Work out how many lines contain "drawing". Reply with the count alone.
────────────────────────────────────────
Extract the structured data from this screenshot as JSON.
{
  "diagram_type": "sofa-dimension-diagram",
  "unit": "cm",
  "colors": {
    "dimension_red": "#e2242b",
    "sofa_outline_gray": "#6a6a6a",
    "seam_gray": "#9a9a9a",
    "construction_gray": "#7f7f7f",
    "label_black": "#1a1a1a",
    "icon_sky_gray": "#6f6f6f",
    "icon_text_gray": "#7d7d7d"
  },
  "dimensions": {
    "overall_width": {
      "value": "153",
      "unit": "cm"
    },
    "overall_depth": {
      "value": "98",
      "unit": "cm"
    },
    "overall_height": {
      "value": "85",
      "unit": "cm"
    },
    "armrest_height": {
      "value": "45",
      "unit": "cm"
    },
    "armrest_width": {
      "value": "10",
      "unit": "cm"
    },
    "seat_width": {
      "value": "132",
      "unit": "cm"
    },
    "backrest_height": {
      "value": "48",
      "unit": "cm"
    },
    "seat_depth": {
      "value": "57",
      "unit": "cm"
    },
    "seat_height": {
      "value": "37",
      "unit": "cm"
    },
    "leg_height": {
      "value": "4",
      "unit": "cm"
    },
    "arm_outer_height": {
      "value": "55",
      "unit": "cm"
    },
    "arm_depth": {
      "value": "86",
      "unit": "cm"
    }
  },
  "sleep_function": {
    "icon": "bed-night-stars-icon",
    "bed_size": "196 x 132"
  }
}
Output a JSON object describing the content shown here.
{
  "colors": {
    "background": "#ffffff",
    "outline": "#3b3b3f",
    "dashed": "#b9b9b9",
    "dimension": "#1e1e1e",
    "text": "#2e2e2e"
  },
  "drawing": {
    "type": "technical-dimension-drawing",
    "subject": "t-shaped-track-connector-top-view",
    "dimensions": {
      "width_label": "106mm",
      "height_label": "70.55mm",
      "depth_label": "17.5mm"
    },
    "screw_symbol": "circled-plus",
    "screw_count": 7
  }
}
────────────────────────────────────────
• [RESPONSE TO THE TASK]:
2